───── Provided material
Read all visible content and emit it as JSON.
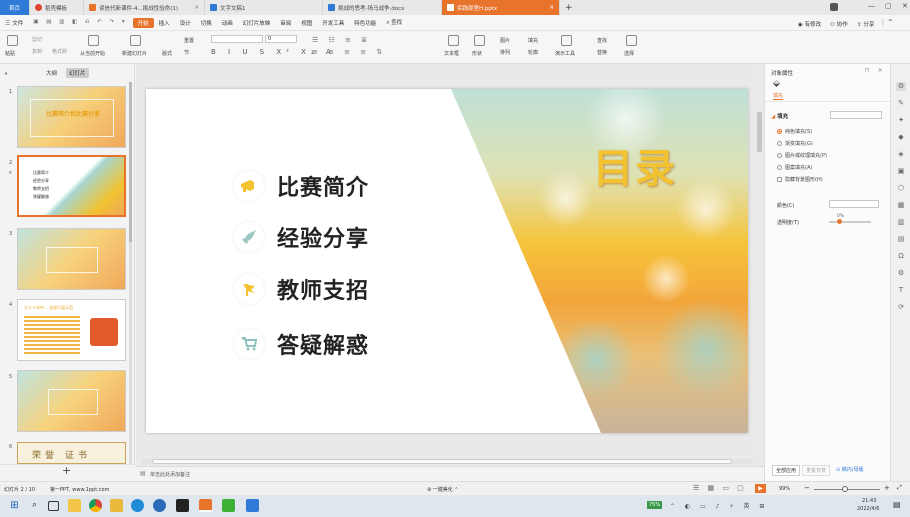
{
  "tabs": [
    {
      "label": "首页",
      "color": "#2f7ad6",
      "active_home": true
    },
    {
      "label": "稻壳模板",
      "color": "#e0452d"
    },
    {
      "label": "读信代新课件-4...挑战性验命(1)",
      "color": "#e8742b"
    },
    {
      "label": "文字文稿1",
      "color": "#2f7ad6"
    },
    {
      "label": "挑战的思考-场马战争.docx",
      "color": "#2f7ad6"
    },
    {
      "label": "实践部室H.pptx",
      "color": "#e8742b",
      "active": true
    }
  ],
  "menubar": {
    "file": "三 文件",
    "items": [
      "开始",
      "插入",
      "设计",
      "切换",
      "动画",
      "幻灯片放映",
      "审阅",
      "视图",
      "开发工具",
      "特色功能",
      "查找"
    ],
    "active": "开始",
    "right": [
      "有修改",
      "协作",
      "分享"
    ]
  },
  "ribbon": {
    "groups": [
      "粘贴",
      "剪切",
      "复制",
      "格式刷",
      "从当前开始",
      "新建幻灯片",
      "版式",
      "节",
      "重置",
      "文本框",
      "形状",
      "排列",
      "轮廓",
      "演示工具",
      "替换",
      "选择",
      "图片",
      "填充",
      "查找"
    ],
    "font_size": "0",
    "font_name": ""
  },
  "panel": {
    "tabs": [
      "大纲",
      "幻灯片"
    ],
    "active_tab": "幻灯片",
    "slide_numbers": [
      "1",
      "2",
      "3",
      "4",
      "5",
      "6"
    ],
    "thumb1_title": "比赛简介和比赛分享",
    "thumb2_items": [
      "比赛简介",
      "经验分享",
      "教师支招",
      "答疑解惑"
    ],
    "thumb4_title": "七十十年中... 全国七届示范",
    "thumb6_text": "荣誉 证书",
    "add_slide": "+"
  },
  "slide": {
    "title": "目录",
    "items": [
      {
        "label": "比赛简介",
        "icon": "megaphone-icon"
      },
      {
        "label": "经验分享",
        "icon": "rocket-icon"
      },
      {
        "label": "教师支招",
        "icon": "flag-icon"
      },
      {
        "label": "答疑解惑",
        "icon": "cart-icon"
      }
    ],
    "notes_placeholder": "单击此处添加备注"
  },
  "rightpane": {
    "title": "对象属性",
    "tab": "填充",
    "section": "填充",
    "options": [
      "纯色填充(S)",
      "渐变填充(G)",
      "图片或纹理填充(P)",
      "图案填充(A)",
      "隐藏背景图形(H)"
    ],
    "selected_option": "纯色填充(S)",
    "color_label": "颜色(C)",
    "transparency_label": "透明度(T)",
    "transparency_value": "0%",
    "apply_all": "全部应用",
    "reset_bg": "重置背景",
    "link": "稿内/母版"
  },
  "statusbar": {
    "slide_info": "幻灯片 2 / 10",
    "theme": "第一PPT, www.1ppt.com",
    "beautify": "一键美化",
    "zoom": "99%"
  },
  "taskbar": {
    "time": "21:43",
    "date": "2022/4/6",
    "battery": "75%"
  },
  "colors": {
    "accent": "#e8742b",
    "gold": "#f2c230"
  }
}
──────────
- [What is being asked]: Apart from the pictures, the entries above are to be repeated in full and exactly.

- [Task answer]:
Read all visible content and emit it as JSON.
{
  "tabs": [
    {
      "label": "首页",
      "color": "#2f7ad6",
      "active_home": true
    },
    {
      "label": "稻壳模板",
      "color": "#e0452d"
    },
    {
      "label": "读信代新课件-4...挑战性验命(1)",
      "color": "#e8742b"
    },
    {
      "label": "文字文稿1",
      "color": "#2f7ad6"
    },
    {
      "label": "挑战的思考-场马战争.docx",
      "color": "#2f7ad6"
    },
    {
      "label": "实践部室H.pptx",
      "color": "#e8742b",
      "active": true
    }
  ],
  "menubar": {
    "file": "三 文件",
    "items": [
      "开始",
      "插入",
      "设计",
      "切换",
      "动画",
      "幻灯片放映",
      "审阅",
      "视图",
      "开发工具",
      "特色功能",
      "查找"
    ],
    "active": "开始",
    "right": [
      "有修改",
      "协作",
      "分享"
    ]
  },
  "ribbon": {
    "groups": [
      "粘贴",
      "剪切",
      "复制",
      "格式刷",
      "从当前开始",
      "新建幻灯片",
      "版式",
      "节",
      "重置",
      "文本框",
      "形状",
      "排列",
      "轮廓",
      "演示工具",
      "替换",
      "选择",
      "图片",
      "填充",
      "查找"
    ],
    "font_size": "0",
    "font_name": ""
  },
  "panel": {
    "tabs": [
      "大纲",
      "幻灯片"
    ],
    "active_tab": "幻灯片",
    "slide_numbers": [
      "1",
      "2",
      "3",
      "4",
      "5",
      "6"
    ],
    "thumb1_title": "比赛简介和比赛分享",
    "thumb2_items": [
      "比赛简介",
      "经验分享",
      "教师支招",
      "答疑解惑"
    ],
    "thumb4_title": "七十十年中... 全国七届示范",
    "thumb6_text": "荣誉 证书",
    "add_slide": "+"
  },
  "slide": {
    "title": "目录",
    "items": [
      {
        "label": "比赛简介",
        "icon": "megaphone-icon"
      },
      {
        "label": "经验分享",
        "icon": "rocket-icon"
      },
      {
        "label": "教师支招",
        "icon": "flag-icon"
      },
      {
        "label": "答疑解惑",
        "icon": "cart-icon"
      }
    ],
    "notes_placeholder": "单击此处添加备注"
  },
  "rightpane": {
    "title": "对象属性",
    "tab": "填充",
    "section": "填充",
    "options": [
      "纯色填充(S)",
      "渐变填充(G)",
      "图片或纹理填充(P)",
      "图案填充(A)",
      "隐藏背景图形(H)"
    ],
    "selected_option": "纯色填充(S)",
    "color_label": "颜色(C)",
    "transparency_label": "透明度(T)",
    "transparency_value": "0%",
    "apply_all": "全部应用",
    "reset_bg": "重置背景",
    "link": "稿内/母版"
  },
  "statusbar": {
    "slide_info": "幻灯片 2 / 10",
    "theme": "第一PPT, www.1ppt.com",
    "beautify": "一键美化",
    "zoom": "99%"
  },
  "taskbar": {
    "time": "21:43",
    "date": "2022/4/6",
    "battery": "75%"
  },
  "colors": {
    "accent": "#e8742b",
    "gold": "#f2c230"
  }
}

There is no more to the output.